## WHAT YOU ARE ASKED TO DO:
For this item, repeat the material exactly while omitting its pictures.

## SOURCE MATERIAL:
***

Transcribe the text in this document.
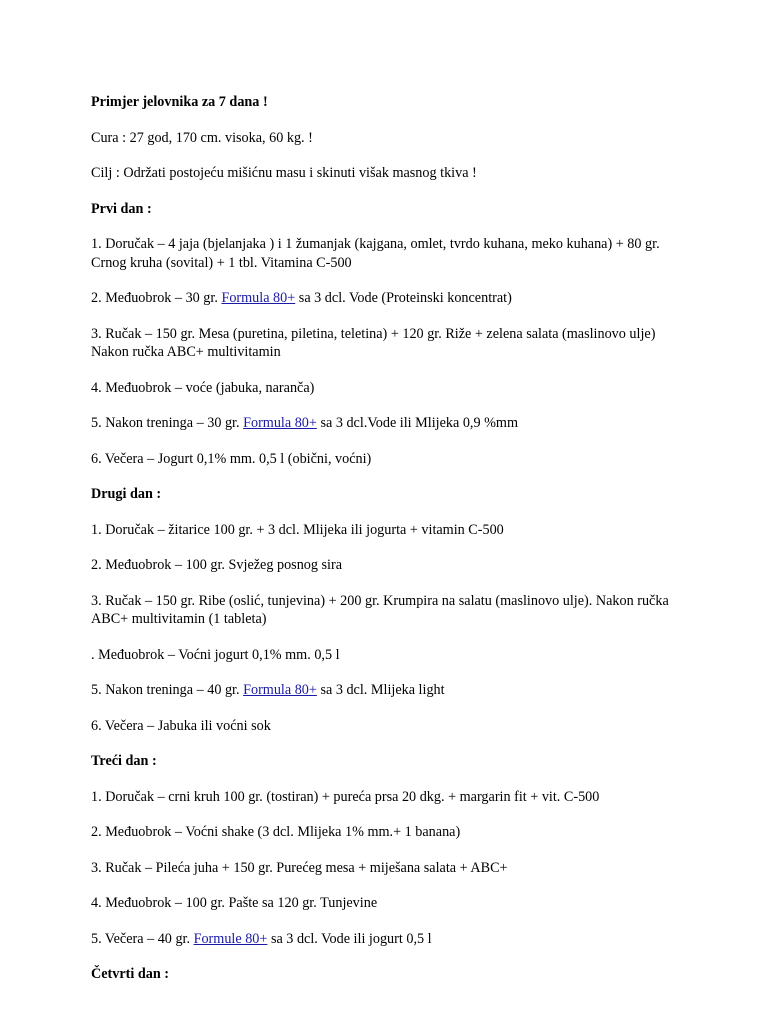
Primjer jelovnika za 7 dana !

Cura : 27 god, 170 cm. visoka, 60 kg. !

Cilj : Održati postojeću mišićnu masu i skinuti višak masnog tkiva !

Prvi dan :

1. Doručak – 4 jaja (bjelanjaka ) i 1 žumanjak (kajgana, omlet, tvrdo kuhana, meko kuhana) + 80 gr. Crnog kruha (sovital) + 1 tbl. Vitamina C-500

2. Međuobrok – 30 gr. Formula 80+ sa 3 dcl. Vode (Proteinski koncentrat)

3. Ručak – 150 gr. Mesa (puretina, piletina, teletina) + 120 gr. Riže + zelena salata (maslinovo ulje) Nakon ručka ABC+ multivitamin

4. Međuobrok – voće (jabuka, naranča)

5. Nakon treninga – 30 gr. Formula 80+ sa 3 dcl.Vode ili Mlijeka 0,9 %mm

6. Večera – Jogurt 0,1% mm. 0,5 l (obični, voćni)

Drugi dan :

1. Doručak – žitarice 100 gr. + 3 dcl. Mlijeka ili jogurta + vitamin C-500

2. Međuobrok – 100 gr. Svježeg posnog sira

3. Ručak – 150 gr. Ribe (oslić, tunjevina) + 200 gr. Krumpira na salatu (maslinovo ulje). Nakon ručka ABC+ multivitamin (1 tableta)

. Međuobrok – Voćni jogurt 0,1% mm. 0,5 l

5. Nakon treninga – 40 gr. Formula 80+ sa 3 dcl. Mlijeka light

6. Večera – Jabuka ili voćni sok

Treći dan :

1. Doručak – crni kruh 100 gr. (tostiran) + pureća prsa 20 dkg. + margarin fit + vit. C-500

2. Međuobrok – Voćni shake (3 dcl. Mlijeka 1% mm.+ 1 banana)

3. Ručak – Pileća juha + 150 gr. Purećeg mesa + miješana salata + ABC+

4. Međuobrok – 100 gr. Pašte sa 120 gr. Tunjevine

5. Večera – 40 gr. Formule 80+ sa 3 dcl. Vode ili jogurt 0,5 l

Četvrti dan :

***

## RESULT FOR THIS EXERCISE:
Transcribe the text in this document.
Primjer jelovnika za 7 dana !

Cura : 27 god, 170 cm. visoka, 60 kg. !

Cilj : Održati postojeću mišićnu masu i skinuti višak masnog tkiva !

Prvi dan :

1. Doručak – 4 jaja (bjelanjaka ) i 1 žumanjak (kajgana, omlet, tvrdo kuhana, meko kuhana) + 80 gr. Crnog kruha (sovital) + 1 tbl. Vitamina C-500

2. Međuobrok – 30 gr. Formula 80+ sa 3 dcl. Vode (Proteinski koncentrat)

3. Ručak – 150 gr. Mesa (puretina, piletina, teletina) + 120 gr. Riže + zelena salata (maslinovo ulje) Nakon ručka ABC+ multivitamin

4. Međuobrok – voće (jabuka, naranča)

5. Nakon treninga – 30 gr. Formula 80+ sa 3 dcl.Vode ili Mlijeka 0,9 %mm

6. Večera – Jogurt 0,1% mm. 0,5 l (obični, voćni)

Drugi dan :

1. Doručak – žitarice 100 gr. + 3 dcl. Mlijeka ili jogurta + vitamin C-500

2. Međuobrok – 100 gr. Svježeg posnog sira

3. Ručak – 150 gr. Ribe (oslić, tunjevina) + 200 gr. Krumpira na salatu (maslinovo ulje). Nakon ručka ABC+ multivitamin (1 tableta)

. Međuobrok – Voćni jogurt 0,1% mm. 0,5 l

5. Nakon treninga – 40 gr. Formula 80+ sa 3 dcl. Mlijeka light

6. Večera – Jabuka ili voćni sok

Treći dan :

1. Doručak – crni kruh 100 gr. (tostiran) + pureća prsa 20 dkg. + margarin fit + vit. C-500

2. Međuobrok – Voćni shake (3 dcl. Mlijeka 1% mm.+ 1 banana)

3. Ručak – Pileća juha + 150 gr. Purećeg mesa + miješana salata + ABC+

4. Međuobrok – 100 gr. Pašte sa 120 gr. Tunjevine

5. Večera – 40 gr. Formule 80+ sa 3 dcl. Vode ili jogurt 0,5 l

Četvrti dan :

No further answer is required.